(Dataset excerpt)

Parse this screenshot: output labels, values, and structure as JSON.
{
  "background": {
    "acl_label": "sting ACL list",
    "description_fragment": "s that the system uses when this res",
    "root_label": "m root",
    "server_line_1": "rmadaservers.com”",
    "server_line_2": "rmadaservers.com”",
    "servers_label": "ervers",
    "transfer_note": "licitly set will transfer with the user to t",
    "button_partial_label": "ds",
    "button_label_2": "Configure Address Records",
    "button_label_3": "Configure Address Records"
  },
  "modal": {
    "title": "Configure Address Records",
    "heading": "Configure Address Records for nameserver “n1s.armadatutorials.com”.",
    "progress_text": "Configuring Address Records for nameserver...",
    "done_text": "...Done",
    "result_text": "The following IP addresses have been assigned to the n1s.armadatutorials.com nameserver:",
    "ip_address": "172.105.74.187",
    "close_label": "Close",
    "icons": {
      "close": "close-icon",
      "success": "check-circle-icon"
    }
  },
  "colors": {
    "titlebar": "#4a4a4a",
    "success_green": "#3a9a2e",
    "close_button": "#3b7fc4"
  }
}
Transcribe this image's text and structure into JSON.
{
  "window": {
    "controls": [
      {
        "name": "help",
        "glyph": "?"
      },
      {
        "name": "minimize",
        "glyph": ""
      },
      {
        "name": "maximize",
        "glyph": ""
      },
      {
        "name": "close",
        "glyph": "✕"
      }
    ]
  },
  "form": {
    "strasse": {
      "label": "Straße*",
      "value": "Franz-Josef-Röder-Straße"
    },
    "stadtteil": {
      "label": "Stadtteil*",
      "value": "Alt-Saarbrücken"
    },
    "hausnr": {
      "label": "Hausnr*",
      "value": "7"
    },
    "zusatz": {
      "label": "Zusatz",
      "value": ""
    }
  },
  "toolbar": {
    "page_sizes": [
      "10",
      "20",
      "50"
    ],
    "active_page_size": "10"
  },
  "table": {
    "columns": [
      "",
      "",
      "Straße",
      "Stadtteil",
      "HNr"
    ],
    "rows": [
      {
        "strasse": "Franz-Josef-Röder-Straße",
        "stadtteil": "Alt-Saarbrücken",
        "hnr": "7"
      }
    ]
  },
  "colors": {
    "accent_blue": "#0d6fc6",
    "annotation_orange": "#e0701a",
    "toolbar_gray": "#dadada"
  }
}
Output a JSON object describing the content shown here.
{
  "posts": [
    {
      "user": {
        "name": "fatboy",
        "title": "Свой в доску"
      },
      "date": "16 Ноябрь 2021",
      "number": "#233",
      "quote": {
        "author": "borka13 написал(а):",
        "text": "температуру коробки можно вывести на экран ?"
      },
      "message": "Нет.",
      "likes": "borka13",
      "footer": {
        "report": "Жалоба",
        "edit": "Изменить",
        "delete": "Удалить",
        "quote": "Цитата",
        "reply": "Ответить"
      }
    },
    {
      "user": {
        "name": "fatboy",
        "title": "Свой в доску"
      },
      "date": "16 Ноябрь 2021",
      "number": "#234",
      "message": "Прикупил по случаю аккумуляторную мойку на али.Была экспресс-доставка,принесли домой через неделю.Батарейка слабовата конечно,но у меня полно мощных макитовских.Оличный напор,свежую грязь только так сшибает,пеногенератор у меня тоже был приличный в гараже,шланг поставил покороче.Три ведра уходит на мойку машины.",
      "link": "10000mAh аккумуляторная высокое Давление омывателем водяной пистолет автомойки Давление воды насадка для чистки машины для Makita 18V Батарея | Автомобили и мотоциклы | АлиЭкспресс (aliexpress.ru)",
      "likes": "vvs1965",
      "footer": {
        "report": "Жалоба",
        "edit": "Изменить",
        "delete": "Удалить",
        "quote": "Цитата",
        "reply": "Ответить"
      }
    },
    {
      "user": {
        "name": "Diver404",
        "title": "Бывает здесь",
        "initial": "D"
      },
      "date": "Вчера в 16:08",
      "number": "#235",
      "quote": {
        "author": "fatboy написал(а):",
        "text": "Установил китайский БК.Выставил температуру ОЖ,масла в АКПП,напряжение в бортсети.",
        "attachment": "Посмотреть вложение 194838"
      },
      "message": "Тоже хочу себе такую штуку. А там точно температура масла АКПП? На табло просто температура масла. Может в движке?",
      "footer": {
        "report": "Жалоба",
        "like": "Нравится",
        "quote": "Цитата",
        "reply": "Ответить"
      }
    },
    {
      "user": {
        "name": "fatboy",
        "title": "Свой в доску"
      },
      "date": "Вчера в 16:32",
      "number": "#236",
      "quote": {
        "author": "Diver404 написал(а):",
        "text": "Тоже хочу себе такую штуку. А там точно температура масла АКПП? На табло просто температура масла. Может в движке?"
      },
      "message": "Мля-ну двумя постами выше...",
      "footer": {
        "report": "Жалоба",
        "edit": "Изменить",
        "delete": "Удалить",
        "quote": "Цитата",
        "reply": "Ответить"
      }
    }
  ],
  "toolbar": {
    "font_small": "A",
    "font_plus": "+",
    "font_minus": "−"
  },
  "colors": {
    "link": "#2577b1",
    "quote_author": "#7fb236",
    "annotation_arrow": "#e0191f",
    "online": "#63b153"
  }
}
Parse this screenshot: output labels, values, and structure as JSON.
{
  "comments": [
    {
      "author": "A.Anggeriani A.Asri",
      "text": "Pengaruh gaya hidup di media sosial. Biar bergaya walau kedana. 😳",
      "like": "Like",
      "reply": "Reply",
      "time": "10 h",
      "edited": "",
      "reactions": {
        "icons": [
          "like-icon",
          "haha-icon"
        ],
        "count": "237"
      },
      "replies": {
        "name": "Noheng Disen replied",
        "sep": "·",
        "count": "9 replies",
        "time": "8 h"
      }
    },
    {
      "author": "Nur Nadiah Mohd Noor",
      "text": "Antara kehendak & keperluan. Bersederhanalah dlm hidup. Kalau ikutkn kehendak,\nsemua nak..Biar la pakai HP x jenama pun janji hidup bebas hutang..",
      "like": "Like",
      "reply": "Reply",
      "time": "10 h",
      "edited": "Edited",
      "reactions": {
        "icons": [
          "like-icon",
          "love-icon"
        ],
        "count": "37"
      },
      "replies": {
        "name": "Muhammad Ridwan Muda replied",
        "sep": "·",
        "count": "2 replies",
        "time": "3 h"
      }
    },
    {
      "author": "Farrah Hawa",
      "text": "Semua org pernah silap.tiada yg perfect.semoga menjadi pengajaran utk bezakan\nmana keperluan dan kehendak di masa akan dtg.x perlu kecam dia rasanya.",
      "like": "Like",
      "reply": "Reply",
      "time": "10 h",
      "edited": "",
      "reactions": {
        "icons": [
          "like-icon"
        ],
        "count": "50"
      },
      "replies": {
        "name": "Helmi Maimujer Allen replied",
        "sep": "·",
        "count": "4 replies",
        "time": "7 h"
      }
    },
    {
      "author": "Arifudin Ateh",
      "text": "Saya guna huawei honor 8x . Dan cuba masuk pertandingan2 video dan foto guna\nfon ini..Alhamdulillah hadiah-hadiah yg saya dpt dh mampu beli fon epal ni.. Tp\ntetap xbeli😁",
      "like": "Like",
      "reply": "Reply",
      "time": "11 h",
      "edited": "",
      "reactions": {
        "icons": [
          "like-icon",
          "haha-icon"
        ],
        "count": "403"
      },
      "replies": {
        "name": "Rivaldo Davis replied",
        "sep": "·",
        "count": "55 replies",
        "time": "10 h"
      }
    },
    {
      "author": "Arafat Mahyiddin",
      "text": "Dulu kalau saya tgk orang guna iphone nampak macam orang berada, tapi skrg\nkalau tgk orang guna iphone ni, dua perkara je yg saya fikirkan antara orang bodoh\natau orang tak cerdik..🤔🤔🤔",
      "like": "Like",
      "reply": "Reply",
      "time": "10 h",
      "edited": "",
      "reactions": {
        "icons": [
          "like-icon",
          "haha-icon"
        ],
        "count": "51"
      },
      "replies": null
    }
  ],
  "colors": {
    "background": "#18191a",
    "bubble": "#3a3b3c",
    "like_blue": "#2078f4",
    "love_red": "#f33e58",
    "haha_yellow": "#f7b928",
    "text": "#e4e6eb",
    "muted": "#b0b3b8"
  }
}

• GIVEN INSTRUCTION
Locate all lines in the listing above with the word "date". Copy them.

• TASK SOLUTION
      "date": "16 Ноябрь 2021",
      "date": "16 Ноябрь 2021",
      "date": "Вчера в 16:08",
      "date": "Вчера в 16:32",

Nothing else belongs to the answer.